─── Information supplied

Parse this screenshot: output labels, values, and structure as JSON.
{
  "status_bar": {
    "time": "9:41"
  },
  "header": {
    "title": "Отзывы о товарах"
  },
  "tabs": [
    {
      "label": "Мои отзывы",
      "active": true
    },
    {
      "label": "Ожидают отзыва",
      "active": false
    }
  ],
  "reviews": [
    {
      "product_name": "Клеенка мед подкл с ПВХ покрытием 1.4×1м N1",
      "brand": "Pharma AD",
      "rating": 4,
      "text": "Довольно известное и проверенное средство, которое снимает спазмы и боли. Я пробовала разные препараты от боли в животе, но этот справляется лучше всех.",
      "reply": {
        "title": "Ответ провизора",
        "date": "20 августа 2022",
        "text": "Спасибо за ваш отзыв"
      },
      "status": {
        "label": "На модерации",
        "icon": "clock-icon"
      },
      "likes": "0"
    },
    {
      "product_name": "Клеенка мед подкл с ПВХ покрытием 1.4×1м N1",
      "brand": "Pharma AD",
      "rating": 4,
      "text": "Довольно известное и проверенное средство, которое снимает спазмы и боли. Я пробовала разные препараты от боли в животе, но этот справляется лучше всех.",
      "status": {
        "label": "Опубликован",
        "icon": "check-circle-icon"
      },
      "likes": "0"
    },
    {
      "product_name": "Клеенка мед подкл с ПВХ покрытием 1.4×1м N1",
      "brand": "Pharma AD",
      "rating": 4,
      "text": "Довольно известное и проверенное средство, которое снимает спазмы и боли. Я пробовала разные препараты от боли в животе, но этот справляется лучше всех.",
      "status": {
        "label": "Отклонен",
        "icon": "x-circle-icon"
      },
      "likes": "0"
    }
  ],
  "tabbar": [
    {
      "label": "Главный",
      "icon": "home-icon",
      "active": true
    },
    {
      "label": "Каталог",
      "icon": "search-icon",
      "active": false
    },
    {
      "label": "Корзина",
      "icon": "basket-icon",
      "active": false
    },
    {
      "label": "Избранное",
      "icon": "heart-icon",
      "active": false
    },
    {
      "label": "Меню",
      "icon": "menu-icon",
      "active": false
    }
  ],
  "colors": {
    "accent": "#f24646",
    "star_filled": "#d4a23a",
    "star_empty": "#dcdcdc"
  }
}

──────

Task objective >> Repeat the records above exactly, from the first line to the last.

Full answer >>
Parse this screenshot: output labels, values, and structure as JSON.
{
  "status_bar": {
    "time": "9:41"
  },
  "header": {
    "title": "Отзывы о товарах"
  },
  "tabs": [
    {
      "label": "Мои отзывы",
      "active": true
    },
    {
      "label": "Ожидают отзыва",
      "active": false
    }
  ],
  "reviews": [
    {
      "product_name": "Клеенка мед подкл с ПВХ покрытием 1.4×1м N1",
      "brand": "Pharma AD",
      "rating": 4,
      "text": "Довольно известное и проверенное средство, которое снимает спазмы и боли. Я пробовала разные препараты от боли в животе, но этот справляется лучше всех.",
      "reply": {
        "title": "Ответ провизора",
        "date": "20 августа 2022",
        "text": "Спасибо за ваш отзыв"
      },
      "status": {
        "label": "На модерации",
        "icon": "clock-icon"
      },
      "likes": "0"
    },
    {
      "product_name": "Клеенка мед подкл с ПВХ покрытием 1.4×1м N1",
      "brand": "Pharma AD",
      "rating": 4,
      "text": "Довольно известное и проверенное средство, которое снимает спазмы и боли. Я пробовала разные препараты от боли в животе, но этот справляется лучше всех.",
      "status": {
        "label": "Опубликован",
        "icon": "check-circle-icon"
      },
      "likes": "0"
    },
    {
      "product_name": "Клеенка мед подкл с ПВХ покрытием 1.4×1м N1",
      "brand": "Pharma AD",
      "rating": 4,
      "text": "Довольно известное и проверенное средство, которое снимает спазмы и боли. Я пробовала разные препараты от боли в животе, но этот справляется лучше всех.",
      "status": {
        "label": "Отклонен",
        "icon": "x-circle-icon"
      },
      "likes": "0"
    }
  ],
  "tabbar": [
    {
      "label": "Главный",
      "icon": "home-icon",
      "active": true
    },
    {
      "label": "Каталог",
      "icon": "search-icon",
      "active": false
    },
    {
      "label": "Корзина",
      "icon": "basket-icon",
      "active": false
    },
    {
      "label": "Избранное",
      "icon": "heart-icon",
      "active": false
    },
    {
      "label": "Меню",
      "icon": "menu-icon",
      "active": false
    }
  ],
  "colors": {
    "accent": "#f24646",
    "star_filled": "#d4a23a",
    "star_empty": "#dcdcdc"
  }
}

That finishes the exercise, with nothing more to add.